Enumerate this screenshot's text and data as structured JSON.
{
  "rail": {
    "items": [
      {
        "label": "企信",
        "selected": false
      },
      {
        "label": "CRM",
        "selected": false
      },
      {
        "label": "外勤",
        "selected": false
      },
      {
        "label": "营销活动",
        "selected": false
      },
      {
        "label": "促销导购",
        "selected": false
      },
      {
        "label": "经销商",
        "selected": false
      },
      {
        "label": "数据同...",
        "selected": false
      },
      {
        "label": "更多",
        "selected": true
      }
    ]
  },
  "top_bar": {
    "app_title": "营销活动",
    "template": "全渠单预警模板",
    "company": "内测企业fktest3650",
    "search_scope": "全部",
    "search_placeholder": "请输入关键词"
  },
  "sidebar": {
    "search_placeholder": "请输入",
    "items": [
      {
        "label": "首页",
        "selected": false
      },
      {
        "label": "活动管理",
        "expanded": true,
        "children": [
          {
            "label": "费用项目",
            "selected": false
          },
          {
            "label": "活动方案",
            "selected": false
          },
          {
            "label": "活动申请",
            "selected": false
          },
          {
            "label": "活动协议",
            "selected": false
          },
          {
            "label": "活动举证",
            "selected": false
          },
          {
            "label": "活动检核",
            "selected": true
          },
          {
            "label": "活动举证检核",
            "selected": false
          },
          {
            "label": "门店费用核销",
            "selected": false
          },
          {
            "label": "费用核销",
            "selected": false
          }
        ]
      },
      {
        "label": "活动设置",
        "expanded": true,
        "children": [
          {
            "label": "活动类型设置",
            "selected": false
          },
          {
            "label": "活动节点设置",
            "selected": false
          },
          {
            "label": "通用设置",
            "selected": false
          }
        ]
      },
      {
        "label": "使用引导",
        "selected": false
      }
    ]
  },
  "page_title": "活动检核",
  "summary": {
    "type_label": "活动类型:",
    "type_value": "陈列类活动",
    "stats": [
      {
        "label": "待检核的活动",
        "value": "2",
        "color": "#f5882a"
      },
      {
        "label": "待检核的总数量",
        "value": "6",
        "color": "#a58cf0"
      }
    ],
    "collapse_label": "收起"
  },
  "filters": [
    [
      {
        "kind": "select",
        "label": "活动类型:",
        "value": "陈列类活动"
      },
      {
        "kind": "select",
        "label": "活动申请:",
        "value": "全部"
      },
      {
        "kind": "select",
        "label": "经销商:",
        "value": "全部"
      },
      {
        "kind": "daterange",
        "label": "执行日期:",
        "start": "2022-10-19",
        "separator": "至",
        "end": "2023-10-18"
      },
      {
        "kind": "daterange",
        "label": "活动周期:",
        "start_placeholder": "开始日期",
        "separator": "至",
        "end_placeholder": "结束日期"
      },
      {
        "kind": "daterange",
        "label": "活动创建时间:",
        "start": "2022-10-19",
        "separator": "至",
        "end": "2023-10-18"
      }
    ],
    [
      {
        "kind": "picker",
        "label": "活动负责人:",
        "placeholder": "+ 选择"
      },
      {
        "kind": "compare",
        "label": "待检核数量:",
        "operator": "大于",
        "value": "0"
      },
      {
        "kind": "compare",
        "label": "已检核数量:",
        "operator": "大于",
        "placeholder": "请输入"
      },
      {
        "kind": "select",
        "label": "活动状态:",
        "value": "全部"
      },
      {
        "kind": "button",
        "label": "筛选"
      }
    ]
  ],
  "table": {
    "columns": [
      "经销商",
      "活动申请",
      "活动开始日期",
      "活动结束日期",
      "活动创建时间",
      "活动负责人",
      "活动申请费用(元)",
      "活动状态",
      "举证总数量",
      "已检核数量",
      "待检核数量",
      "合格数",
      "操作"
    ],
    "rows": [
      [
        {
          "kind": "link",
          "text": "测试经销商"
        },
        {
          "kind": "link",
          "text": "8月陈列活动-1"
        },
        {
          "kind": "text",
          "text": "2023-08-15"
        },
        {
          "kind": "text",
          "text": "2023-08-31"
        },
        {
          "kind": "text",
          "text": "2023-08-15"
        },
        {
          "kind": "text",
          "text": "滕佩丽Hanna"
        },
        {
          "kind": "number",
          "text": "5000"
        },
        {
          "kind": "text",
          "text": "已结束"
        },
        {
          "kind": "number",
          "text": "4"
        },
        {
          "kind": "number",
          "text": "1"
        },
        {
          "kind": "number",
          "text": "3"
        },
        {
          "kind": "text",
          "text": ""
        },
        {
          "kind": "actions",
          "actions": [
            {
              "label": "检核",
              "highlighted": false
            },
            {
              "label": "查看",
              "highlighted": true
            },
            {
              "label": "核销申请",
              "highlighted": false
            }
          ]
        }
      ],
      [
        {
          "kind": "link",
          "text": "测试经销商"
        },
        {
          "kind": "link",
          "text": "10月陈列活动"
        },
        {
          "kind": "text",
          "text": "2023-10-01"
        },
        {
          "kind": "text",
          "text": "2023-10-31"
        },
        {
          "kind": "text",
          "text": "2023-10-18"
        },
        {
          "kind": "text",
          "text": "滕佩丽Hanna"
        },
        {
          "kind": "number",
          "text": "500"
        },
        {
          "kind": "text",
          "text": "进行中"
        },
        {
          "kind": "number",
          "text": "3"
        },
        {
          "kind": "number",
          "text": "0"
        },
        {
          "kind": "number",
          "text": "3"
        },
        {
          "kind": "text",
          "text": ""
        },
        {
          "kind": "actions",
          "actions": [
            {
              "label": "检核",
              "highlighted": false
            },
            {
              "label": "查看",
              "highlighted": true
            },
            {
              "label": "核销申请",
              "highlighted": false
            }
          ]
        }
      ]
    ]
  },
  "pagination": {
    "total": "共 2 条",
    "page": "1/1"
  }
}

-- TASK GOAL --
Repeat the preceding lines exactly, please, every one of them.

-- OUTPUT --
Enumerate this screenshot's text and data as structured JSON.
{
  "rail": {
    "items": [
      {
        "label": "企信",
        "selected": false
      },
      {
        "label": "CRM",
        "selected": false
      },
      {
        "label": "外勤",
        "selected": false
      },
      {
        "label": "营销活动",
        "selected": false
      },
      {
        "label": "促销导购",
        "selected": false
      },
      {
        "label": "经销商",
        "selected": false
      },
      {
        "label": "数据同...",
        "selected": false
      },
      {
        "label": "更多",
        "selected": true
      }
    ]
  },
  "top_bar": {
    "app_title": "营销活动",
    "template": "全渠单预警模板",
    "company": "内测企业fktest3650",
    "search_scope": "全部",
    "search_placeholder": "请输入关键词"
  },
  "sidebar": {
    "search_placeholder": "请输入",
    "items": [
      {
        "label": "首页",
        "selected": false
      },
      {
        "label": "活动管理",
        "expanded": true,
        "children": [
          {
            "label": "费用项目",
            "selected": false
          },
          {
            "label": "活动方案",
            "selected": false
          },
          {
            "label": "活动申请",
            "selected": false
          },
          {
            "label": "活动协议",
            "selected": false
          },
          {
            "label": "活动举证",
            "selected": false
          },
          {
            "label": "活动检核",
            "selected": true
          },
          {
            "label": "活动举证检核",
            "selected": false
          },
          {
            "label": "门店费用核销",
            "selected": false
          },
          {
            "label": "费用核销",
            "selected": false
          }
        ]
      },
      {
        "label": "活动设置",
        "expanded": true,
        "children": [
          {
            "label": "活动类型设置",
            "selected": false
          },
          {
            "label": "活动节点设置",
            "selected": false
          },
          {
            "label": "通用设置",
            "selected": false
          }
        ]
      },
      {
        "label": "使用引导",
        "selected": false
      }
    ]
  },
  "page_title": "活动检核",
  "summary": {
    "type_label": "活动类型:",
    "type_value": "陈列类活动",
    "stats": [
      {
        "label": "待检核的活动",
        "value": "2",
        "color": "#f5882a"
      },
      {
        "label": "待检核的总数量",
        "value": "6",
        "color": "#a58cf0"
      }
    ],
    "collapse_label": "收起"
  },
  "filters": [
    [
      {
        "kind": "select",
        "label": "活动类型:",
        "value": "陈列类活动"
      },
      {
        "kind": "select",
        "label": "活动申请:",
        "value": "全部"
      },
      {
        "kind": "select",
        "label": "经销商:",
        "value": "全部"
      },
      {
        "kind": "daterange",
        "label": "执行日期:",
        "start": "2022-10-19",
        "separator": "至",
        "end": "2023-10-18"
      },
      {
        "kind": "daterange",
        "label": "活动周期:",
        "start_placeholder": "开始日期",
        "separator": "至",
        "end_placeholder": "结束日期"
      },
      {
        "kind": "daterange",
        "label": "活动创建时间:",
        "start": "2022-10-19",
        "separator": "至",
        "end": "2023-10-18"
      }
    ],
    [
      {
        "kind": "picker",
        "label": "活动负责人:",
        "placeholder": "+ 选择"
      },
      {
        "kind": "compare",
        "label": "待检核数量:",
        "operator": "大于",
        "value": "0"
      },
      {
        "kind": "compare",
        "label": "已检核数量:",
        "operator": "大于",
        "placeholder": "请输入"
      },
      {
        "kind": "select",
        "label": "活动状态:",
        "value": "全部"
      },
      {
        "kind": "button",
        "label": "筛选"
      }
    ]
  ],
  "table": {
    "columns": [
      "经销商",
      "活动申请",
      "活动开始日期",
      "活动结束日期",
      "活动创建时间",
      "活动负责人",
      "活动申请费用(元)",
      "活动状态",
      "举证总数量",
      "已检核数量",
      "待检核数量",
      "合格数",
      "操作"
    ],
    "rows": [
      [
        {
          "kind": "link",
          "text": "测试经销商"
        },
        {
          "kind": "link",
          "text": "8月陈列活动-1"
        },
        {
          "kind": "text",
          "text": "2023-08-15"
        },
        {
          "kind": "text",
          "text": "2023-08-31"
        },
        {
          "kind": "text",
          "text": "2023-08-15"
        },
        {
          "kind": "text",
          "text": "滕佩丽Hanna"
        },
        {
          "kind": "number",
          "text": "5000"
        },
        {
          "kind": "text",
          "text": "已结束"
        },
        {
          "kind": "number",
          "text": "4"
        },
        {
          "kind": "number",
          "text": "1"
        },
        {
          "kind": "number",
          "text": "3"
        },
        {
          "kind": "text",
          "text": ""
        },
        {
          "kind": "actions",
          "actions": [
            {
              "label": "检核",
              "highlighted": false
            },
            {
              "label": "查看",
              "highlighted": true
            },
            {
              "label": "核销申请",
              "highlighted": false
            }
          ]
        }
      ],
      [
        {
          "kind": "link",
          "text": "测试经销商"
        },
        {
          "kind": "link",
          "text": "10月陈列活动"
        },
        {
          "kind": "text",
          "text": "2023-10-01"
        },
        {
          "kind": "text",
          "text": "2023-10-31"
        },
        {
          "kind": "text",
          "text": "2023-10-18"
        },
        {
          "kind": "text",
          "text": "滕佩丽Hanna"
        },
        {
          "kind": "number",
          "text": "500"
        },
        {
          "kind": "text",
          "text": "进行中"
        },
        {
          "kind": "number",
          "text": "3"
        },
        {
          "kind": "number",
          "text": "0"
        },
        {
          "kind": "number",
          "text": "3"
        },
        {
          "kind": "text",
          "text": ""
        },
        {
          "kind": "actions",
          "actions": [
            {
              "label": "检核",
              "highlighted": false
            },
            {
              "label": "查看",
              "highlighted": true
            },
            {
              "label": "核销申请",
              "highlighted": false
            }
          ]
        }
      ]
    ]
  },
  "pagination": {
    "total": "共 2 条",
    "page": "1/1"
  }
}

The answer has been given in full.